* BEGIN *

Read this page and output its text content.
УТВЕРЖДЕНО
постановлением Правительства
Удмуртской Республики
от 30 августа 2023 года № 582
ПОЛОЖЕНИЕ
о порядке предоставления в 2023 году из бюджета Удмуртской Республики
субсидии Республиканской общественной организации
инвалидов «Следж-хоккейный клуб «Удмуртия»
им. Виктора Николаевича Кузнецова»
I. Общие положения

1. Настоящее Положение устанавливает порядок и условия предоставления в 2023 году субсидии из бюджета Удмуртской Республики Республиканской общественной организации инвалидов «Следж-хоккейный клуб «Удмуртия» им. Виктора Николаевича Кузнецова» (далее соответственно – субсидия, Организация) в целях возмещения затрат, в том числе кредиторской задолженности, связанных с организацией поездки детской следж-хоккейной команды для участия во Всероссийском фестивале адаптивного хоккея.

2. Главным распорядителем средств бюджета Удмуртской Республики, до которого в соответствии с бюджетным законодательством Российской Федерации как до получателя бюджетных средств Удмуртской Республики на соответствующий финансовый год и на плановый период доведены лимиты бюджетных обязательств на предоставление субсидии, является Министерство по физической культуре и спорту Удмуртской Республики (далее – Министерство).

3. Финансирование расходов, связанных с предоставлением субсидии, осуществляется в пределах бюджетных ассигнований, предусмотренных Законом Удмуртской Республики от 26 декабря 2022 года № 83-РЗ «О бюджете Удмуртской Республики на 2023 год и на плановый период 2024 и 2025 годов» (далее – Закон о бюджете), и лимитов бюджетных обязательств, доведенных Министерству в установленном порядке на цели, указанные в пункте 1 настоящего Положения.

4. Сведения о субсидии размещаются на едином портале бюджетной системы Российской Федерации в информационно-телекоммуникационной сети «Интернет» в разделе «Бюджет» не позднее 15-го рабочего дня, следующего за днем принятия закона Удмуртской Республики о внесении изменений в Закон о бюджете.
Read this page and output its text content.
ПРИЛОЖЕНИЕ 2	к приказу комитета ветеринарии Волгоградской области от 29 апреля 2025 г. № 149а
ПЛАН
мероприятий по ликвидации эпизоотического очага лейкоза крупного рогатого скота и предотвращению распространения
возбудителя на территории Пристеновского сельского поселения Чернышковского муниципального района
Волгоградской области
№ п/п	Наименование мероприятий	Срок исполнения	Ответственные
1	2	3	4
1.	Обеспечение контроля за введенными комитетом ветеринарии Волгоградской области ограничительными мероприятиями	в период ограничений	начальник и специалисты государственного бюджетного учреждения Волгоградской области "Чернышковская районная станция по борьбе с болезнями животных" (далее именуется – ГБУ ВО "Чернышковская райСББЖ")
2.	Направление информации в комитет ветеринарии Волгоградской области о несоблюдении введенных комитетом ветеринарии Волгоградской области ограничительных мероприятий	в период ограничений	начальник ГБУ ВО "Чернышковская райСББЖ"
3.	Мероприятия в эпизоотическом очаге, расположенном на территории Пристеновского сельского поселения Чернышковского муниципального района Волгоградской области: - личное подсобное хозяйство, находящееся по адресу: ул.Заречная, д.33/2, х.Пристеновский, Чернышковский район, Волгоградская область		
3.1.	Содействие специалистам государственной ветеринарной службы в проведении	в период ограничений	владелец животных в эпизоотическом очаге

* END *

= What the exercise asks =
Pull every line containing "животных" from the data.

= The output =
1.	Обеспечение контроля за введенными комитетом ветеринарии Волгоградской области ограничительными мероприятиями	в период ограничений	начальник и специалисты государственного бюджетного учреждения Волгоградской области "Чернышковская районная станция по борьбе с болезнями животных" (далее именуется – ГБУ ВО "Чернышковская райСББЖ")
3.1.	Содействие специалистам государственной ветеринарной службы в проведении	в период ограничений	владелец животных в эпизоотическом очаге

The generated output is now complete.